**TRECHO**:
- - - - - - -

Para uma crítica da teoria crítica
Moralismo e lamúria aproximam a esquerda do pensamento conservador
UM PEQUENO teste para começar.
Leia atentamente as considerações abaixo e depois escolha o caso específico a que elas se aplicam. "No hipercapitalismo contemporâneo, em que tudo se reduz à forma da mercadoria, desaparecem os laços de solidariedade entre os indivíduos. O consumismo predomina em tudo, e com isso a busca imediata do prazer, maquinal e frenético, tem como efeito a desconsideração pelo Outro, reduzido à condição de mero objeto. O futuro deixa de ter sentido num mundo sem utopias, e os ideais coletivos são desprezados."
O trecho comenta (escolha a alternativa correta): A) Os comícios com sorteios de carro no Primeiro de Maio da Força Sindical.
B) A atitude dos plantadores de arroz com relação aos índios da Amazônia.

- - - - - - -

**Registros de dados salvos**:

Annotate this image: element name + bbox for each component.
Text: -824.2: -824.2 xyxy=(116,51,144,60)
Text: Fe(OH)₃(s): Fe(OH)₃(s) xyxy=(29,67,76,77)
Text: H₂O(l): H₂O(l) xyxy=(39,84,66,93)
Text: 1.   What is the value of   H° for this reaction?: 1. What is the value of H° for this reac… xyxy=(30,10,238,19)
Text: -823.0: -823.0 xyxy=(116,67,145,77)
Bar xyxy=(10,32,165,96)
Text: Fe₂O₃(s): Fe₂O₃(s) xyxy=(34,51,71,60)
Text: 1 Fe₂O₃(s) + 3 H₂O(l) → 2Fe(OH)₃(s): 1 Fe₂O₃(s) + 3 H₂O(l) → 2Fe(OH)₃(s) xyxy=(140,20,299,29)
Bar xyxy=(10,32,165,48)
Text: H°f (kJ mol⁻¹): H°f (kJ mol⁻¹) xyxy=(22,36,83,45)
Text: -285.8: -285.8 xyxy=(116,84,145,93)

- - - - - - -

**O QUE SE PEDE**:
**A.** Repita, palavra por palavra, o texto sobre a crítica da teoria crítica.
**B.** Reproduza fielmente, linha por linha, todos os registros acima.

**RESPOSTAS DO EXERCÍCIO**:
**A.**
Para uma crítica da teoria crítica
Moralismo e lamúria aproximam a esquerda do pensamento conservador
UM PEQUENO teste para começar.
Leia atentamente as considerações abaixo e depois escolha o caso específico a que elas se aplicam. "No hipercapitalismo contemporâneo, em que tudo se reduz à forma da mercadoria, desaparecem os laços de solidariedade entre os indivíduos. O consumismo predomina em tudo, e com isso a busca imediata do prazer, maquinal e frenético, tem como efeito a desconsideração pelo Outro, reduzido à condição de mero objeto. O futuro deixa de ter sentido num mundo sem utopias, e os ideais coletivos são desprezados."
O trecho comenta (escolha a alternativa correta): A) Os comícios com sorteios de carro no Primeiro de Maio da Força Sindical.
B) A atitude dos plantadores de arroz com relação aos índios da Amazônia.

**B.**
Annotate this image: element name + bbox for each component.
Text: -824.2: -824.2 xyxy=(116,51,144,60)
Text: Fe(OH)₃(s): Fe(OH)₃(s) xyxy=(29,67,76,77)
Text: H₂O(l): H₂O(l) xyxy=(39,84,66,93)
Text: 1.   What is the value of   H° for this reaction?: 1. What is the value of H° for this reac… xyxy=(30,10,238,19)
Text: -823.0: -823.0 xyxy=(116,67,145,77)
Bar xyxy=(10,32,165,96)
Text: Fe₂O₃(s): Fe₂O₃(s) xyxy=(34,51,71,60)
Text: 1 Fe₂O₃(s) + 3 H₂O(l) → 2Fe(OH)₃(s): 1 Fe₂O₃(s) + 3 H₂O(l) → 2Fe(OH)₃(s) xyxy=(140,20,299,29)
Bar xyxy=(10,32,165,48)
Text: H°f (kJ mol⁻¹): H°f (kJ mol⁻¹) xyxy=(22,36,83,45)
Text: -285.8: -285.8 xyxy=(116,84,145,93)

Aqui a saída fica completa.